▶ [EXTRACTED RECORDS]:

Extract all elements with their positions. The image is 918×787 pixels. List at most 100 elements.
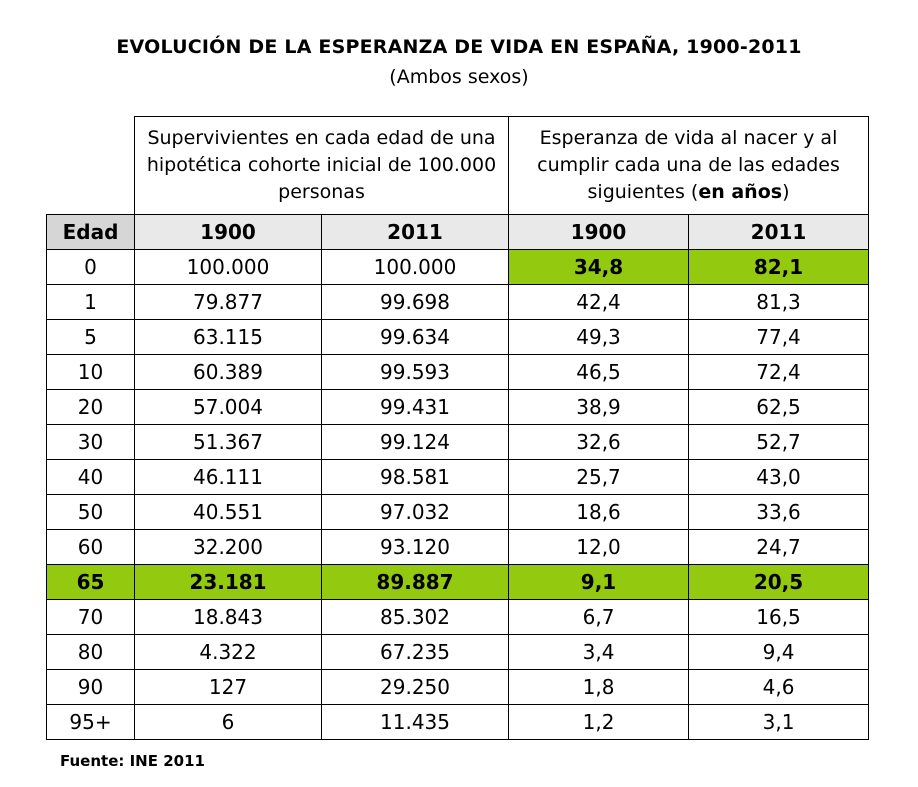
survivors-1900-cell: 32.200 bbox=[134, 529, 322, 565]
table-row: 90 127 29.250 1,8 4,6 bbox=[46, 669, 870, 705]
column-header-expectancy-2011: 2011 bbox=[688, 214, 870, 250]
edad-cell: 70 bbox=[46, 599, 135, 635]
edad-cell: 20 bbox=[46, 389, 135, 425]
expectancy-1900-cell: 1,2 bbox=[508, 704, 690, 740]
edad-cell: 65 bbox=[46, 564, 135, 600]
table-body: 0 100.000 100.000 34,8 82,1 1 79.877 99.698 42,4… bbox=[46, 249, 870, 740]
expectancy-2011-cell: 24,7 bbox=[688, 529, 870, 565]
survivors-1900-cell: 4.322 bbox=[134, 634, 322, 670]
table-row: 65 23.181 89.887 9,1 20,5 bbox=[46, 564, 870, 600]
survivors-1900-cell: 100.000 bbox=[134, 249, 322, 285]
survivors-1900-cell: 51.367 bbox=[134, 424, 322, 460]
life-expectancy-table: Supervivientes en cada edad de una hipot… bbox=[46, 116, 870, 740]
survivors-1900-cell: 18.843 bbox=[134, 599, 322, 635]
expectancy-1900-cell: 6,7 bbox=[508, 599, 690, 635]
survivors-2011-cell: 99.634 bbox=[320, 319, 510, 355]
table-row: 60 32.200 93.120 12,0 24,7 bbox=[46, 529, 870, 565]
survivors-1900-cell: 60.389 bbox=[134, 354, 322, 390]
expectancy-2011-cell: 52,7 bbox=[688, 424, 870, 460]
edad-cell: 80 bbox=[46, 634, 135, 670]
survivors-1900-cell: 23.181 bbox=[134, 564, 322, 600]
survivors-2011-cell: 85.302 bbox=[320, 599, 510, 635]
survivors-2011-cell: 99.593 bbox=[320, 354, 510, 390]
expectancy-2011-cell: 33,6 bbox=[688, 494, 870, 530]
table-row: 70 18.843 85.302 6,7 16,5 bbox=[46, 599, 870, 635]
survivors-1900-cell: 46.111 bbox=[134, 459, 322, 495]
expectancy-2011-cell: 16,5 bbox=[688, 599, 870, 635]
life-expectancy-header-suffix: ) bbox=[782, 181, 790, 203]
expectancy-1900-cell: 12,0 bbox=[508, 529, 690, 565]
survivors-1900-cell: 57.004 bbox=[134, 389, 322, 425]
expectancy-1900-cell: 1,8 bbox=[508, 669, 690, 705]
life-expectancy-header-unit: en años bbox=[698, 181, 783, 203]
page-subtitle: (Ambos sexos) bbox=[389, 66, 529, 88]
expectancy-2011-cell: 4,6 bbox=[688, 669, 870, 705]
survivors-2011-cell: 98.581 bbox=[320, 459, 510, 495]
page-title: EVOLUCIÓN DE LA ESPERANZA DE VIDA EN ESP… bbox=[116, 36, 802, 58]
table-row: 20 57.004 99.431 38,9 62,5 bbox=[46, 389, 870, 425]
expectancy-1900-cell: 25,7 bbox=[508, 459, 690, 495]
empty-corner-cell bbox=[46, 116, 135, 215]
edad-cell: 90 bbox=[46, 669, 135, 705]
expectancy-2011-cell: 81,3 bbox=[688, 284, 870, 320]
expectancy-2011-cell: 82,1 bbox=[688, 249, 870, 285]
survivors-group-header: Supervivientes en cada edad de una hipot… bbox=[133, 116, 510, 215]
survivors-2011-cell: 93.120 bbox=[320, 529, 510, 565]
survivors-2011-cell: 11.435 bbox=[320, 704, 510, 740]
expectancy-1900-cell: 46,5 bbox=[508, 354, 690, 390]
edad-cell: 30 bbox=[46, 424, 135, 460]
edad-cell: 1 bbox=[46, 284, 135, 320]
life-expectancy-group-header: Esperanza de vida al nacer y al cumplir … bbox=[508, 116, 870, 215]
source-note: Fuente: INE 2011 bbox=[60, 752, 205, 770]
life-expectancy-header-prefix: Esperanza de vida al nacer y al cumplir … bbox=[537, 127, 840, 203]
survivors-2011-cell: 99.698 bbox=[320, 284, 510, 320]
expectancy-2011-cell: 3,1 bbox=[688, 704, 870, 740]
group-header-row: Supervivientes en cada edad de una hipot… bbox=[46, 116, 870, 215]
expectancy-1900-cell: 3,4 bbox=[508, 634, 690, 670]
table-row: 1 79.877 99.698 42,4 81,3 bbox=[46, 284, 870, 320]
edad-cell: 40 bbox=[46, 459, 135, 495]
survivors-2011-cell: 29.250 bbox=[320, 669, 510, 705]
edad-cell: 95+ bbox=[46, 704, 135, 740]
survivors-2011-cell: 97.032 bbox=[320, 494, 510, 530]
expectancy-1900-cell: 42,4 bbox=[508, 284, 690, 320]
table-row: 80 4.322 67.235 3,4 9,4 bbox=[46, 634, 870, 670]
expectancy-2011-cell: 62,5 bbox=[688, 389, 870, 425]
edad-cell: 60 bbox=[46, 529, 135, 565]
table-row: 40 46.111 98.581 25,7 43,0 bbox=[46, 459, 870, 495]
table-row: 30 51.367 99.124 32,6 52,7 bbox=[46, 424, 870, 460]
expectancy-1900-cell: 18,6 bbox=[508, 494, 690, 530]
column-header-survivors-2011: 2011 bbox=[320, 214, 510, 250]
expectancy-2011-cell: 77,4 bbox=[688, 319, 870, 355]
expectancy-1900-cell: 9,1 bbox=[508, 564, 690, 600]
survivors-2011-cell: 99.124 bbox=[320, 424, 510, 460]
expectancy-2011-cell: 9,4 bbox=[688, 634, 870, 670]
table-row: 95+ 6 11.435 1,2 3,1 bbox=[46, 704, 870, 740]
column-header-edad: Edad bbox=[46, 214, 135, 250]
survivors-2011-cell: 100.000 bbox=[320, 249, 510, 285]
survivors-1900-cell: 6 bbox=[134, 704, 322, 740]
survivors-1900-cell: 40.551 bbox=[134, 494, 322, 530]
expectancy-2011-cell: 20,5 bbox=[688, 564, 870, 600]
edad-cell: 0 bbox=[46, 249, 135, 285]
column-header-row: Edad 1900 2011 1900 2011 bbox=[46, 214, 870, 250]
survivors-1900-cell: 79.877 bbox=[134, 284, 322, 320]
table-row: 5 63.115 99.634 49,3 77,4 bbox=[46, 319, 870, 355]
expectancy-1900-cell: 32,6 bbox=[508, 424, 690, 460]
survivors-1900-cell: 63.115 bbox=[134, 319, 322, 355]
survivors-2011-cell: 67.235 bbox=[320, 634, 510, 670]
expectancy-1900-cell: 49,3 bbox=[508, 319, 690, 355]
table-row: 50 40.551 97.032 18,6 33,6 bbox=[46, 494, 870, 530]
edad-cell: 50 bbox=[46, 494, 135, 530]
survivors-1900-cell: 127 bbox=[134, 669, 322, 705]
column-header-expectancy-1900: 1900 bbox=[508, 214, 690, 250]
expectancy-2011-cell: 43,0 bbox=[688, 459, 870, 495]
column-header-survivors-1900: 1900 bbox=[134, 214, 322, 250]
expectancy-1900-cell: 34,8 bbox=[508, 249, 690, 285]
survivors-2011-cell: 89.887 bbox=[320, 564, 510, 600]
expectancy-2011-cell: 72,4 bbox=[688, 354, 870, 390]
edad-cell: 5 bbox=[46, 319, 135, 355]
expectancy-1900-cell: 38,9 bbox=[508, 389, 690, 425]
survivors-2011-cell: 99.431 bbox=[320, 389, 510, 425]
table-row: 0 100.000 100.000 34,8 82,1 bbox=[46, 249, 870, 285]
* * *
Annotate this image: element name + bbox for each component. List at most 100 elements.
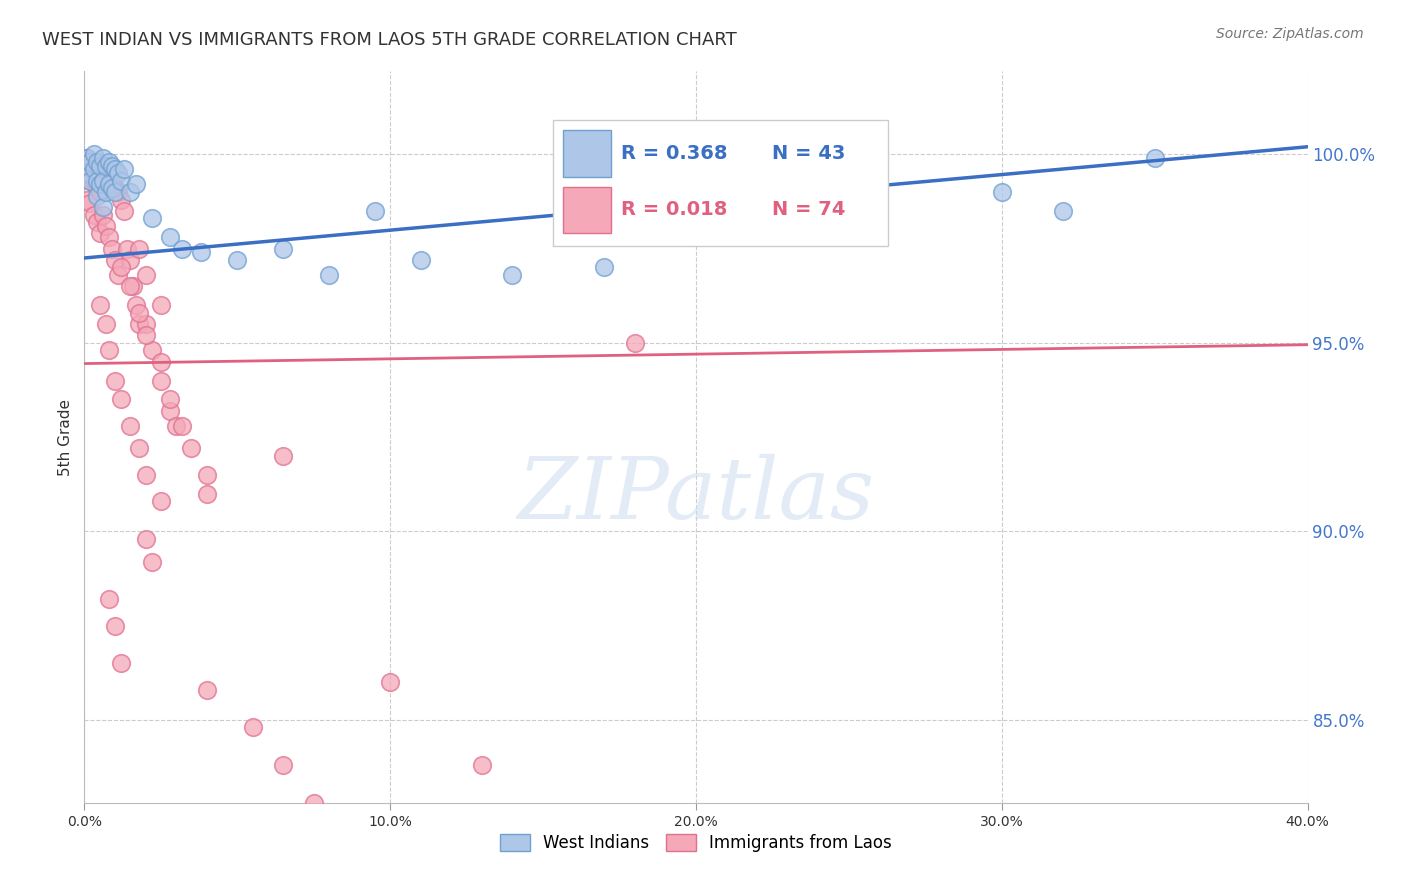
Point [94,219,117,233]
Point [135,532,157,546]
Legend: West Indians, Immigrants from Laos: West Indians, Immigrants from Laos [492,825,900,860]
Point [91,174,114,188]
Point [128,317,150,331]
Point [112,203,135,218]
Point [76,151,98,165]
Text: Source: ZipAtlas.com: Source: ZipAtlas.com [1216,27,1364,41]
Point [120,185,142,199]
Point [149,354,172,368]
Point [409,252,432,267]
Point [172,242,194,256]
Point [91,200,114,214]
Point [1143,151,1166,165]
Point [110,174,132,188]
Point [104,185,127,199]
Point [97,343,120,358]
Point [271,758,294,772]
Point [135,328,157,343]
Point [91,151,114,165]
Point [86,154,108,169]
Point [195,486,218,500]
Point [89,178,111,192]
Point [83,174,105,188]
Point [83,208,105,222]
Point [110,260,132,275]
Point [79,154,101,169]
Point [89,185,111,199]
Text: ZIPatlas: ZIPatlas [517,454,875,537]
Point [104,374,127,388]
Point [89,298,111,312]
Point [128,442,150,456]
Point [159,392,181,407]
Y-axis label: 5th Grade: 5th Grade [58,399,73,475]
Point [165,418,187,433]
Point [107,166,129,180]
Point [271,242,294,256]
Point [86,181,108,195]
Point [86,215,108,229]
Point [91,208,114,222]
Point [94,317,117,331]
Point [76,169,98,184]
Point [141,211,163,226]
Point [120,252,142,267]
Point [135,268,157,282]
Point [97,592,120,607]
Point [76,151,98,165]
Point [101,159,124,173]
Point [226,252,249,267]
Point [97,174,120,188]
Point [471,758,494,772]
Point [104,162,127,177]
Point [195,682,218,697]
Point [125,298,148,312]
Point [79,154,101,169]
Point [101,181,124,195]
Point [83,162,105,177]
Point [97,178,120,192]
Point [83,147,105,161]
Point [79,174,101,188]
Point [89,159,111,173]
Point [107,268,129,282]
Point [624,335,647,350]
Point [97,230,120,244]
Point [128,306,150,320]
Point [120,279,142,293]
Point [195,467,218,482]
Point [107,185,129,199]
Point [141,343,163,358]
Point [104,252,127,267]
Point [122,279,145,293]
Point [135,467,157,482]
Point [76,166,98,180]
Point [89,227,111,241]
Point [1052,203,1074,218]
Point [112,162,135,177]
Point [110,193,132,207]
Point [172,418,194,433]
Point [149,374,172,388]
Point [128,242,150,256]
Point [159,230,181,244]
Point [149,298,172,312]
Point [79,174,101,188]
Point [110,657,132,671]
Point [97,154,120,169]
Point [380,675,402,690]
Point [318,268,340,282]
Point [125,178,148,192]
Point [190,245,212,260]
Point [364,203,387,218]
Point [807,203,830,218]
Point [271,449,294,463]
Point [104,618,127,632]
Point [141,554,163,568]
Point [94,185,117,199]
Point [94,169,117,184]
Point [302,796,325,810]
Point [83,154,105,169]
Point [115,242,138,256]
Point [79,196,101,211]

▶ [GOAL]: Reproduce, without alteration, the lines of the material above, beginning with the line that contains "Point [94,219,117,233]" and continuing through the line that contains "Point [104,162,127,177]", with both of those lines included.

▶ [FINISHED TASK]:
Point [94,219,117,233]
Point [135,532,157,546]
Legend: West Indians, Immigrants from Laos: West Indians, Immigrants from Laos [492,825,900,860]
Point [91,174,114,188]
Point [128,317,150,331]
Point [112,203,135,218]
Point [76,151,98,165]
Text: Source: ZipAtlas.com: Source: ZipAtlas.com [1216,27,1364,41]
Point [120,185,142,199]
Point [149,354,172,368]
Point [409,252,432,267]
Point [172,242,194,256]
Point [91,200,114,214]
Point [1143,151,1166,165]
Point [110,174,132,188]
Point [104,185,127,199]
Point [97,343,120,358]
Point [271,758,294,772]
Point [135,328,157,343]
Point [91,151,114,165]
Point [86,154,108,169]
Point [195,486,218,500]
Point [89,178,111,192]
Point [83,174,105,188]
Point [83,208,105,222]
Point [110,260,132,275]
Point [79,154,101,169]
Point [89,185,111,199]
Text: ZIPatlas: ZIPatlas [517,454,875,537]
Point [104,374,127,388]
Point [89,298,111,312]
Point [128,442,150,456]
Point [159,392,181,407]
Y-axis label: 5th Grade: 5th Grade [58,399,73,475]
Point [165,418,187,433]
Point [107,166,129,180]
Point [271,242,294,256]
Point [86,181,108,195]
Point [86,215,108,229]
Point [91,208,114,222]
Point [94,317,117,331]
Point [76,169,98,184]
Point [141,211,163,226]
Point [120,252,142,267]
Point [135,268,157,282]
Point [97,592,120,607]
Point [76,151,98,165]
Point [101,159,124,173]
Point [226,252,249,267]
Point [97,174,120,188]
Point [471,758,494,772]
Point [104,162,127,177]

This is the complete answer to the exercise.